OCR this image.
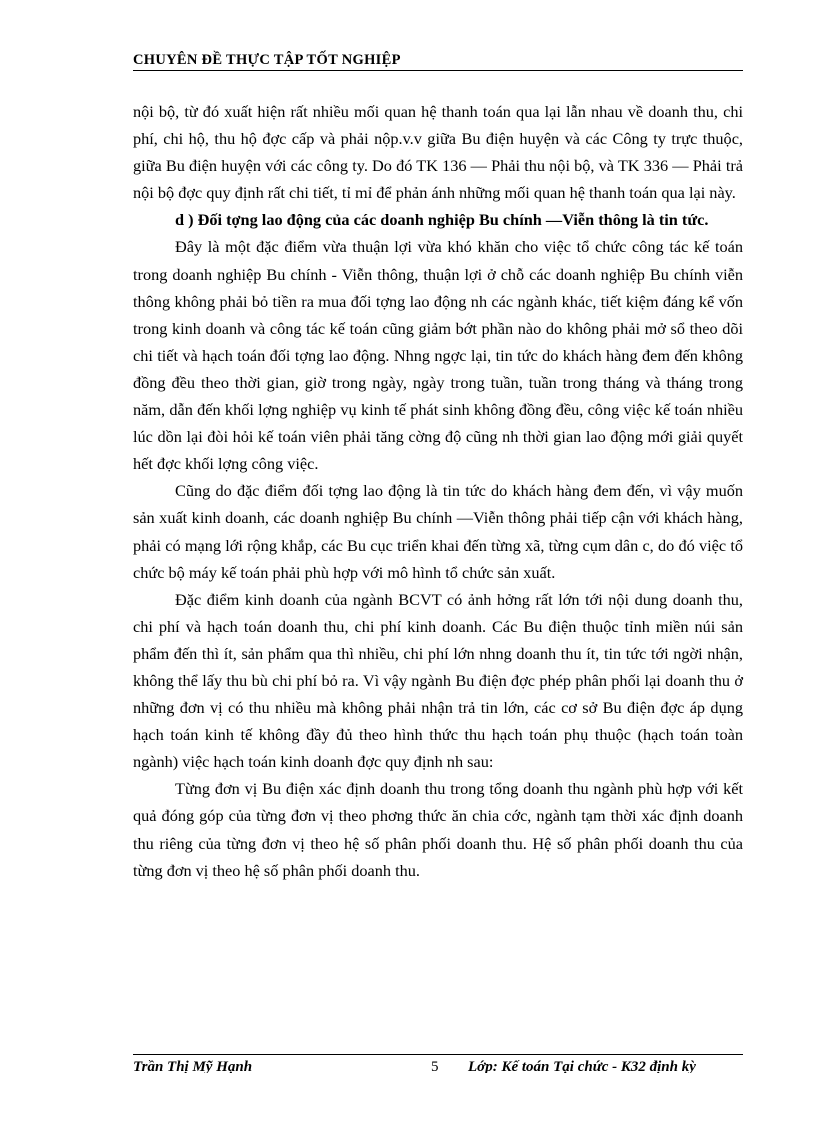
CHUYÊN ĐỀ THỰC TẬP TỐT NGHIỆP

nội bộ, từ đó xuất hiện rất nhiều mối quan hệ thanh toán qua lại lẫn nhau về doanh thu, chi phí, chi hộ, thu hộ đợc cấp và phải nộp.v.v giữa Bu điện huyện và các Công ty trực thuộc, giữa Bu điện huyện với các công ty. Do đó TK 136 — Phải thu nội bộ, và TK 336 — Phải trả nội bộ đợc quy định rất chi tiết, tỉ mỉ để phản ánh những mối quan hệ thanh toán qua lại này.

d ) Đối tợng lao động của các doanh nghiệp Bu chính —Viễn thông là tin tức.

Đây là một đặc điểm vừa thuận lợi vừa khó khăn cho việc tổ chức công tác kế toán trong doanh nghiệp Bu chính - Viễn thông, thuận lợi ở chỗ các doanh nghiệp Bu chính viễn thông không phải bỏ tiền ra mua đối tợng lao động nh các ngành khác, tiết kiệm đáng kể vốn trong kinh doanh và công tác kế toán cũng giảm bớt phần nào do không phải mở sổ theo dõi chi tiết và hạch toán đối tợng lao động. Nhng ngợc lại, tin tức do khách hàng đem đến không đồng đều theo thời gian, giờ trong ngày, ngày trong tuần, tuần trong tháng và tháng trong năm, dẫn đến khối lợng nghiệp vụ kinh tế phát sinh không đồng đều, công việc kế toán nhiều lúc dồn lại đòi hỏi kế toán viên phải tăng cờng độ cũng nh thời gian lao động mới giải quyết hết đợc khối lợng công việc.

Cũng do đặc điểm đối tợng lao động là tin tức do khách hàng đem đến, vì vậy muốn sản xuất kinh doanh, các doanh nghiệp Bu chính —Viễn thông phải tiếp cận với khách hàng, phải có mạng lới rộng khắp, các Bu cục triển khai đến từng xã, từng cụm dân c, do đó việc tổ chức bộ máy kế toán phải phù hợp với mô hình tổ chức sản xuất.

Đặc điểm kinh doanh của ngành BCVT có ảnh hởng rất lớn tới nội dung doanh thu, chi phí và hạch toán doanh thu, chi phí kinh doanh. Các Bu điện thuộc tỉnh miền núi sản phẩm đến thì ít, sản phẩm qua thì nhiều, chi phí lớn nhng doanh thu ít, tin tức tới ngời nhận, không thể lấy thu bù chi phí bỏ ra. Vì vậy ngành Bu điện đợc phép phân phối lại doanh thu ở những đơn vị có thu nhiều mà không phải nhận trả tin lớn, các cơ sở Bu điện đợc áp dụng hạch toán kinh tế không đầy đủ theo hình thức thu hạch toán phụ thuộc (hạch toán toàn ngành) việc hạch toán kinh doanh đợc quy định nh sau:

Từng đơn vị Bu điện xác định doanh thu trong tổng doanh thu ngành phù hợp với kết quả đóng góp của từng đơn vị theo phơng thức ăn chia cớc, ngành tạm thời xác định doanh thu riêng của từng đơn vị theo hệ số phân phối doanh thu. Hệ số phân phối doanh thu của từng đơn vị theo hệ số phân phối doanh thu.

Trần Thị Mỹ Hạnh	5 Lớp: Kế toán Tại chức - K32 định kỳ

What to produce: Quote each entry above verbatim and drop the pictures.

Response:
OCR this image.
CHUYÊN ĐỀ THỰC TẬP TỐT NGHIỆP

nội bộ, từ đó xuất hiện rất nhiều mối quan hệ thanh toán qua lại lẫn nhau về doanh thu, chi phí, chi hộ, thu hộ đợc cấp và phải nộp.v.v giữa Bu điện huyện và các Công ty trực thuộc, giữa Bu điện huyện với các công ty. Do đó TK 136 — Phải thu nội bộ, và TK 336 — Phải trả nội bộ đợc quy định rất chi tiết, tỉ mỉ để phản ánh những mối quan hệ thanh toán qua lại này.

d ) Đối tợng lao động của các doanh nghiệp Bu chính —Viễn thông là tin tức.

Đây là một đặc điểm vừa thuận lợi vừa khó khăn cho việc tổ chức công tác kế toán trong doanh nghiệp Bu chính - Viễn thông, thuận lợi ở chỗ các doanh nghiệp Bu chính viễn thông không phải bỏ tiền ra mua đối tợng lao động nh các ngành khác, tiết kiệm đáng kể vốn trong kinh doanh và công tác kế toán cũng giảm bớt phần nào do không phải mở sổ theo dõi chi tiết và hạch toán đối tợng lao động. Nhng ngợc lại, tin tức do khách hàng đem đến không đồng đều theo thời gian, giờ trong ngày, ngày trong tuần, tuần trong tháng và tháng trong năm, dẫn đến khối lợng nghiệp vụ kinh tế phát sinh không đồng đều, công việc kế toán nhiều lúc dồn lại đòi hỏi kế toán viên phải tăng cờng độ cũng nh thời gian lao động mới giải quyết hết đợc khối lợng công việc.

Cũng do đặc điểm đối tợng lao động là tin tức do khách hàng đem đến, vì vậy muốn sản xuất kinh doanh, các doanh nghiệp Bu chính —Viễn thông phải tiếp cận với khách hàng, phải có mạng lới rộng khắp, các Bu cục triển khai đến từng xã, từng cụm dân c, do đó việc tổ chức bộ máy kế toán phải phù hợp với mô hình tổ chức sản xuất.

Đặc điểm kinh doanh của ngành BCVT có ảnh hởng rất lớn tới nội dung doanh thu, chi phí và hạch toán doanh thu, chi phí kinh doanh. Các Bu điện thuộc tỉnh miền núi sản phẩm đến thì ít, sản phẩm qua thì nhiều, chi phí lớn nhng doanh thu ít, tin tức tới ngời nhận, không thể lấy thu bù chi phí bỏ ra. Vì vậy ngành Bu điện đợc phép phân phối lại doanh thu ở những đơn vị có thu nhiều mà không phải nhận trả tin lớn, các cơ sở Bu điện đợc áp dụng hạch toán kinh tế không đầy đủ theo hình thức thu hạch toán phụ thuộc (hạch toán toàn ngành) việc hạch toán kinh doanh đợc quy định nh sau:

Từng đơn vị Bu điện xác định doanh thu trong tổng doanh thu ngành phù hợp với kết quả đóng góp của từng đơn vị theo phơng thức ăn chia cớc, ngành tạm thời xác định doanh thu riêng của từng đơn vị theo hệ số phân phối doanh thu. Hệ số phân phối doanh thu của từng đơn vị theo hệ số phân phối doanh thu.

Trần Thị Mỹ Hạnh	5 Lớp: Kế toán Tại chức - K32 định kỳ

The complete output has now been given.